*Information supplied*:
# # # # #
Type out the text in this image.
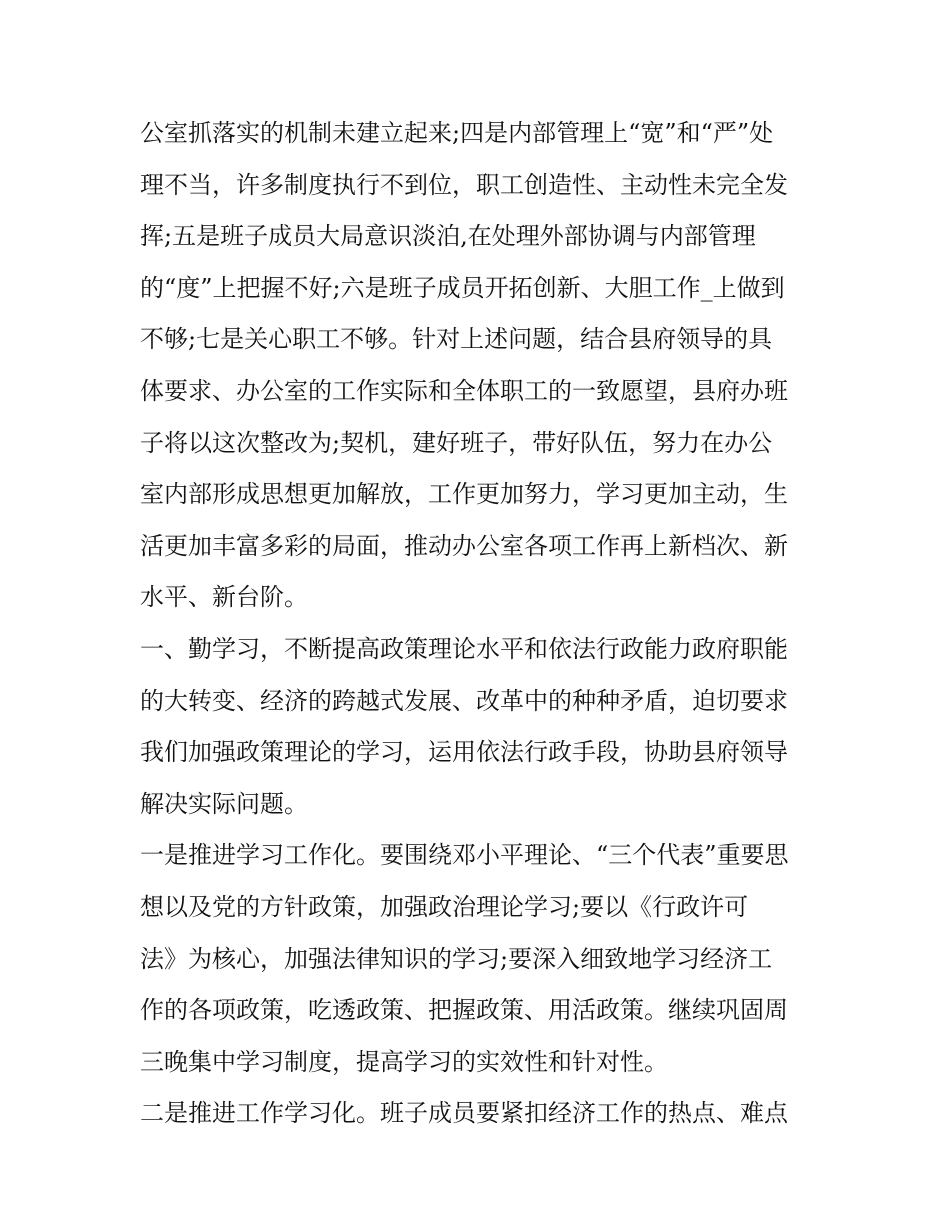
公室抓落实的机制未建立起来;四是内部管理上“宽”和“严”处
理不当，许多制度执行不到位，职工创造性、主动性未完全发
挥;五是班子成员大局意识淡泊,在处理外部协调与内部管理
的“度”上把握不好;六是班子成员开拓创新、大胆工作_上做到
不够;七是关心职工不够。针对上述问题，结合县府领导的具
体要求、办公室的工作实际和全体职工的一致愿望，县府办班
子将以这次整改为;契机，建好班子，带好队伍，努力在办公
室内部形成思想更加解放，工作更加努力，学习更加主动，生
活更加丰富多彩的局面，推动办公室各项工作再上新档次、新
水平、新台阶。
一、勤学习，不断提高政策理论水平和依法行政能力政府职能
的大转变、经济的跨越式发展、改革中的种种矛盾，迫切要求
我们加强政策理论的学习，运用依法行政手段，协助县府领导
解决实际问题。
一是推进学习工作化。要围绕邓小平理论、“三个代表”重要思
想以及党的方针政策，加强政治理论学习;要以《行政许可
法》为核心，加强法律知识的学习;要深入细致地学习经济工
作的各项政策，吃透政策、把握政策、用活政策。继续巩固周
三晚集中学习制度，提高学习的实效性和针对性。
二是推进工作学习化。班子成员要紧扣经济工作的热点、难点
# # # # #
*Set exercise*:
Return all of the entries word for word, but omit the pictures.

*Response to this exercise*:
Type out the text in this image.
公室抓落实的机制未建立起来;四是内部管理上“宽”和“严”处
理不当，许多制度执行不到位，职工创造性、主动性未完全发
挥;五是班子成员大局意识淡泊,在处理外部协调与内部管理
的“度”上把握不好;六是班子成员开拓创新、大胆工作_上做到
不够;七是关心职工不够。针对上述问题，结合县府领导的具
体要求、办公室的工作实际和全体职工的一致愿望，县府办班
子将以这次整改为;契机，建好班子，带好队伍，努力在办公
室内部形成思想更加解放，工作更加努力，学习更加主动，生
活更加丰富多彩的局面，推动办公室各项工作再上新档次、新
水平、新台阶。
一、勤学习，不断提高政策理论水平和依法行政能力政府职能
的大转变、经济的跨越式发展、改革中的种种矛盾，迫切要求
我们加强政策理论的学习，运用依法行政手段，协助县府领导
解决实际问题。
一是推进学习工作化。要围绕邓小平理论、“三个代表”重要思
想以及党的方针政策，加强政治理论学习;要以《行政许可
法》为核心，加强法律知识的学习;要深入细致地学习经济工
作的各项政策，吃透政策、把握政策、用活政策。继续巩固周
三晚集中学习制度，提高学习的实效性和针对性。
二是推进工作学习化。班子成员要紧扣经济工作的热点、难点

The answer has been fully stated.